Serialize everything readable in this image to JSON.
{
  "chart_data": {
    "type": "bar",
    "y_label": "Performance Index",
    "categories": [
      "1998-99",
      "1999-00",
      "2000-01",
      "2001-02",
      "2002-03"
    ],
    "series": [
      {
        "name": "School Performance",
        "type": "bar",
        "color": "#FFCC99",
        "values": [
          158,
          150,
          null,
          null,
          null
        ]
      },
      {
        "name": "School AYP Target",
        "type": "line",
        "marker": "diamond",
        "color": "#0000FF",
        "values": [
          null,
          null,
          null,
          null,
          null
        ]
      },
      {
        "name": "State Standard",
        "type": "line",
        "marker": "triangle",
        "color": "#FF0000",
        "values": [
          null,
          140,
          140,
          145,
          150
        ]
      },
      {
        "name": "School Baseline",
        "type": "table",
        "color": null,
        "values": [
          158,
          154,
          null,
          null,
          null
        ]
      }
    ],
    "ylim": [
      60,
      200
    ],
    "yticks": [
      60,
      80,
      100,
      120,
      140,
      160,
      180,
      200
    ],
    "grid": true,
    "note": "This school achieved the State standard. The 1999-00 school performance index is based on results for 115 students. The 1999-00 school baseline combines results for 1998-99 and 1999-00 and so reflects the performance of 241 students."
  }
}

**Required task:**
Above are some records. Print them all exactly.

**Full solution:**
Serialize everything readable in this image to JSON.
{
  "chart_data": {
    "type": "bar",
    "y_label": "Performance Index",
    "categories": [
      "1998-99",
      "1999-00",
      "2000-01",
      "2001-02",
      "2002-03"
    ],
    "series": [
      {
        "name": "School Performance",
        "type": "bar",
        "color": "#FFCC99",
        "values": [
          158,
          150,
          null,
          null,
          null
        ]
      },
      {
        "name": "School AYP Target",
        "type": "line",
        "marker": "diamond",
        "color": "#0000FF",
        "values": [
          null,
          null,
          null,
          null,
          null
        ]
      },
      {
        "name": "State Standard",
        "type": "line",
        "marker": "triangle",
        "color": "#FF0000",
        "values": [
          null,
          140,
          140,
          145,
          150
        ]
      },
      {
        "name": "School Baseline",
        "type": "table",
        "color": null,
        "values": [
          158,
          154,
          null,
          null,
          null
        ]
      }
    ],
    "ylim": [
      60,
      200
    ],
    "yticks": [
      60,
      80,
      100,
      120,
      140,
      160,
      180,
      200
    ],
    "grid": true,
    "note": "This school achieved the State standard. The 1999-00 school performance index is based on results for 115 students. The 1999-00 school baseline combines results for 1998-99 and 1999-00 and so reflects the performance of 241 students."
  }
}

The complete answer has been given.